(Collected data)
****
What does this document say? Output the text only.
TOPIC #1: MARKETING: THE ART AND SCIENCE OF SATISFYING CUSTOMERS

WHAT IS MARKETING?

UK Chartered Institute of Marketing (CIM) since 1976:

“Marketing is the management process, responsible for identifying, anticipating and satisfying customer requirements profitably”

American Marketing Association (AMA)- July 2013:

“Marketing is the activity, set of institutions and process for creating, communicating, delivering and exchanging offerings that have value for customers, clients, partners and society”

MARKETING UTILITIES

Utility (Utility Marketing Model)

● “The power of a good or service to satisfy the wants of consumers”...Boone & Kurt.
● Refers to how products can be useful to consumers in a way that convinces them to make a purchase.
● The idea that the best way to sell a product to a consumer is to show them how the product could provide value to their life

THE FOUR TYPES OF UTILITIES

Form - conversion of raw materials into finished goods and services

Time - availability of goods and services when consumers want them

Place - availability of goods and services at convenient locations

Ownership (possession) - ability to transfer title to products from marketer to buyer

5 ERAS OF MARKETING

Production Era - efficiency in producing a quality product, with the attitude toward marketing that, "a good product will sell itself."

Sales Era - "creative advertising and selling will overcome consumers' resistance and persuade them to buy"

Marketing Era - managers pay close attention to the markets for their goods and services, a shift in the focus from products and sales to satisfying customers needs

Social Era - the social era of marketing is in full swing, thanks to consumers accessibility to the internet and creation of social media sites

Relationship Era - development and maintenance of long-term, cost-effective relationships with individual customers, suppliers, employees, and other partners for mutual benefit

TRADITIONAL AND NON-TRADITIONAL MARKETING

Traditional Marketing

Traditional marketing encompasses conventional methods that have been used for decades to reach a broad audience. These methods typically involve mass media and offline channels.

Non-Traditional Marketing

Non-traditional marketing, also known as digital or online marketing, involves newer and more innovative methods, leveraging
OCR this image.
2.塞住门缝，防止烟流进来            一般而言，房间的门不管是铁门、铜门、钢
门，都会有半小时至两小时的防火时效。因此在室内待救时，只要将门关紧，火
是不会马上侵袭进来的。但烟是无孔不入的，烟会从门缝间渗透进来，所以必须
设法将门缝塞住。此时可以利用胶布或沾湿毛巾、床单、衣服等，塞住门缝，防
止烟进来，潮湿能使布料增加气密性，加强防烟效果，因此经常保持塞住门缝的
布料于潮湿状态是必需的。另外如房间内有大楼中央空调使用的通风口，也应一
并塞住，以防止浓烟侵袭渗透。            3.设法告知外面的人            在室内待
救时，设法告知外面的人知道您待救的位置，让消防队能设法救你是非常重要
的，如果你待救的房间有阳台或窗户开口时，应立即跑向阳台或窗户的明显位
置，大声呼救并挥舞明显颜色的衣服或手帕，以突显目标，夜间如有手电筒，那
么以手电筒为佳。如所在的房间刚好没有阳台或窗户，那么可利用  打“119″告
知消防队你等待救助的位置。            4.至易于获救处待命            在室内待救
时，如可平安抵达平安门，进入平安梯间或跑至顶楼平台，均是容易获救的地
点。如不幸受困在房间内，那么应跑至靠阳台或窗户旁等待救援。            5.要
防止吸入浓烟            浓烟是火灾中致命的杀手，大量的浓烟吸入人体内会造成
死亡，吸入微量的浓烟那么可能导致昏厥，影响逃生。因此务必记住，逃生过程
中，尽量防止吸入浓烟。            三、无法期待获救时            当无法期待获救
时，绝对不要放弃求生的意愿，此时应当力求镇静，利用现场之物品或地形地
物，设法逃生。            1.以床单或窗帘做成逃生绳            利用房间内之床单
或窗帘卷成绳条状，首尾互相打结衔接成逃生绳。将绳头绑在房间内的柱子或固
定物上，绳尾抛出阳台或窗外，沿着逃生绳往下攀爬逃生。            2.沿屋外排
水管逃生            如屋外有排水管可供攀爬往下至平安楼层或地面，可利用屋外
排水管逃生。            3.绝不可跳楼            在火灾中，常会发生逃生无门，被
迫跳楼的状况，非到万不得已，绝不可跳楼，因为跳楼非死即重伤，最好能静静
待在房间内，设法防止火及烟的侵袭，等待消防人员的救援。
****
■ REQUIRED TASK ■
Every line from the one containing "OCR this image." through the last line must be copied exactly; leave out the rest.

■ TASK SOLUTION ■
OCR this image.
2.塞住门缝，防止烟流进来            一般而言，房间的门不管是铁门、铜门、钢
门，都会有半小时至两小时的防火时效。因此在室内待救时，只要将门关紧，火
是不会马上侵袭进来的。但烟是无孔不入的，烟会从门缝间渗透进来，所以必须
设法将门缝塞住。此时可以利用胶布或沾湿毛巾、床单、衣服等，塞住门缝，防
止烟进来，潮湿能使布料增加气密性，加强防烟效果，因此经常保持塞住门缝的
布料于潮湿状态是必需的。另外如房间内有大楼中央空调使用的通风口，也应一
并塞住，以防止浓烟侵袭渗透。            3.设法告知外面的人            在室内待
救时，设法告知外面的人知道您待救的位置，让消防队能设法救你是非常重要
的，如果你待救的房间有阳台或窗户开口时，应立即跑向阳台或窗户的明显位
置，大声呼救并挥舞明显颜色的衣服或手帕，以突显目标，夜间如有手电筒，那
么以手电筒为佳。如所在的房间刚好没有阳台或窗户，那么可利用  打“119″告
知消防队你等待救助的位置。            4.至易于获救处待命            在室内待救
时，如可平安抵达平安门，进入平安梯间或跑至顶楼平台，均是容易获救的地
点。如不幸受困在房间内，那么应跑至靠阳台或窗户旁等待救援。            5.要
防止吸入浓烟            浓烟是火灾中致命的杀手，大量的浓烟吸入人体内会造成
死亡，吸入微量的浓烟那么可能导致昏厥，影响逃生。因此务必记住，逃生过程
中，尽量防止吸入浓烟。            三、无法期待获救时            当无法期待获救
时，绝对不要放弃求生的意愿，此时应当力求镇静，利用现场之物品或地形地
物，设法逃生。            1.以床单或窗帘做成逃生绳            利用房间内之床单
或窗帘卷成绳条状，首尾互相打结衔接成逃生绳。将绳头绑在房间内的柱子或固
定物上，绳尾抛出阳台或窗外，沿着逃生绳往下攀爬逃生。            2.沿屋外排
水管逃生            如屋外有排水管可供攀爬往下至平安楼层或地面，可利用屋外
排水管逃生。            3.绝不可跳楼            在火灾中，常会发生逃生无门，被
迫跳楼的状况，非到万不得已，绝不可跳楼，因为跳楼非死即重伤，最好能静静
待在房间内，设法防止火及烟的侵袭，等待消防人员的救援。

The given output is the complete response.